AIM =
From the records below, pull each line that has "ylabel".
--- begin RECORDS SUPPLIED ---
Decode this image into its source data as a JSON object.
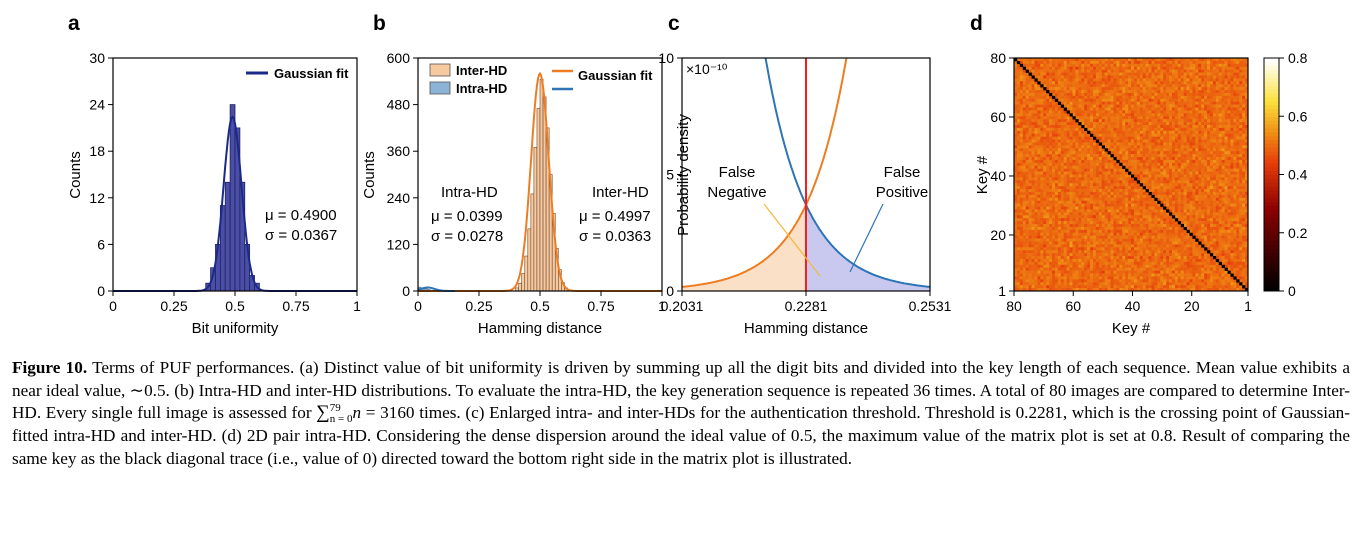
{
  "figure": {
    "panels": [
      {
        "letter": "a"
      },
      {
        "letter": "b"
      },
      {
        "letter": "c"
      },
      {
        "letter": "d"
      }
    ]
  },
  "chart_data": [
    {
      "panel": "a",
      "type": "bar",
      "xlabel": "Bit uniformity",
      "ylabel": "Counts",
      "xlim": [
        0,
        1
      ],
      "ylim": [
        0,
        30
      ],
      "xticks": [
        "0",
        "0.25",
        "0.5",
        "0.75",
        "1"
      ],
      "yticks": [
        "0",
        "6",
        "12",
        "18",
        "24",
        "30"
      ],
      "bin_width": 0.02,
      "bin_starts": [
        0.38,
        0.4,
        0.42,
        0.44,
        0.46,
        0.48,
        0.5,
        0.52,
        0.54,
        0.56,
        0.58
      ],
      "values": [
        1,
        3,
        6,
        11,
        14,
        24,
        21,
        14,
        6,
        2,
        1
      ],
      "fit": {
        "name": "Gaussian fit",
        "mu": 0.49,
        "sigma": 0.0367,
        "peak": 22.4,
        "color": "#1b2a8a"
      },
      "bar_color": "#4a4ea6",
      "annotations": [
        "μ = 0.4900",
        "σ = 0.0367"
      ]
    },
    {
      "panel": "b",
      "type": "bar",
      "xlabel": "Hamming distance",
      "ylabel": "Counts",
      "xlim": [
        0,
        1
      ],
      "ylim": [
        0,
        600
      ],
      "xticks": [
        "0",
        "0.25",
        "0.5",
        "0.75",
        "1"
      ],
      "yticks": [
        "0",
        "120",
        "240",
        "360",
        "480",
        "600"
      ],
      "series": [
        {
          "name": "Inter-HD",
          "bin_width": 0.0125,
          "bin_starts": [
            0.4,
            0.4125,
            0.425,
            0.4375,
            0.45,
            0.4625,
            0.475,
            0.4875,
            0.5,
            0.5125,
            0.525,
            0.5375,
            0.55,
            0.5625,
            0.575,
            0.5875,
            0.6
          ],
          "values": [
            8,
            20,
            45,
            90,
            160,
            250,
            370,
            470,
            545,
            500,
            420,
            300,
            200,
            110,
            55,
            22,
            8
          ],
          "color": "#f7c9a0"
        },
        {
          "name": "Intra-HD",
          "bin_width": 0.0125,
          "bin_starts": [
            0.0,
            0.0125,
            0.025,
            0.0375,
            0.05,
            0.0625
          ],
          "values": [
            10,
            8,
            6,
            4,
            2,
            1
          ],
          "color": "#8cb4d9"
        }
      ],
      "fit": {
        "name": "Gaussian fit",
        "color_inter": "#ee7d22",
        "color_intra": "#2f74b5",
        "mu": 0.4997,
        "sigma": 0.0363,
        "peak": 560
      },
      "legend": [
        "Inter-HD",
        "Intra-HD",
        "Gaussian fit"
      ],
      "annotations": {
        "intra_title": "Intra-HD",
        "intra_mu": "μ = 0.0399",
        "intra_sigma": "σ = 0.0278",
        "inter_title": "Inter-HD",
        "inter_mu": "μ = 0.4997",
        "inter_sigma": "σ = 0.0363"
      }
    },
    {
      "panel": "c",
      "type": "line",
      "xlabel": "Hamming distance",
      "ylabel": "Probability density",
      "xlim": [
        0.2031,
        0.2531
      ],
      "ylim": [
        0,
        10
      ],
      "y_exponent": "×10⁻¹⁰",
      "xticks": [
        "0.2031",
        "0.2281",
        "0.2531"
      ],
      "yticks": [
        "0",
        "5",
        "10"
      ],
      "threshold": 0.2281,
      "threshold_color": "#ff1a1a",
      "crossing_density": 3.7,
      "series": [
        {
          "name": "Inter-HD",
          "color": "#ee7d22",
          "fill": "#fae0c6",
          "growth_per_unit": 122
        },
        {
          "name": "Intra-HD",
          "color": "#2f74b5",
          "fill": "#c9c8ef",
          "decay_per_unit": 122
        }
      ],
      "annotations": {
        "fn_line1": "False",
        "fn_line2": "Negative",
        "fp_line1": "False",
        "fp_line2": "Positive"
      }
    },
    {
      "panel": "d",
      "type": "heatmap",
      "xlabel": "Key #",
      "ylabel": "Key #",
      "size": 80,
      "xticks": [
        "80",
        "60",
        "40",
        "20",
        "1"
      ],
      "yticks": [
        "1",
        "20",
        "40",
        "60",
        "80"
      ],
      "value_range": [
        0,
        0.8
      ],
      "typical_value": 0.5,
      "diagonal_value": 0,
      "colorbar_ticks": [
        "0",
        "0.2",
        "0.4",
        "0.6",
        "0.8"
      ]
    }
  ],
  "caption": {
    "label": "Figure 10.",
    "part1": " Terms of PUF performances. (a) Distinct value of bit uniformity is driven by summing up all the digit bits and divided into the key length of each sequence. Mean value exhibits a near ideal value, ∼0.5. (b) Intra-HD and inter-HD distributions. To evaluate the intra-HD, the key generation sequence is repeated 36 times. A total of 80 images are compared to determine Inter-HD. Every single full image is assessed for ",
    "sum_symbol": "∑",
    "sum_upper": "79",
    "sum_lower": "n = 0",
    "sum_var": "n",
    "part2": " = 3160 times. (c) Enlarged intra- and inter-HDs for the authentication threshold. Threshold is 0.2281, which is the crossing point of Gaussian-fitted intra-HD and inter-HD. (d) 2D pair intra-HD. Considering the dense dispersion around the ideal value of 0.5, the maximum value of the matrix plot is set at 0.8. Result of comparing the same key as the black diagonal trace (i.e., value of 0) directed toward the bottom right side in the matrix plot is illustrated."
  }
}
--- end RECORDS SUPPLIED ---
WORKED ANSWER =
      "ylabel": "Counts",
      "ylabel": "Counts",
      "ylabel": "Probability density",
      "ylabel": "Key #",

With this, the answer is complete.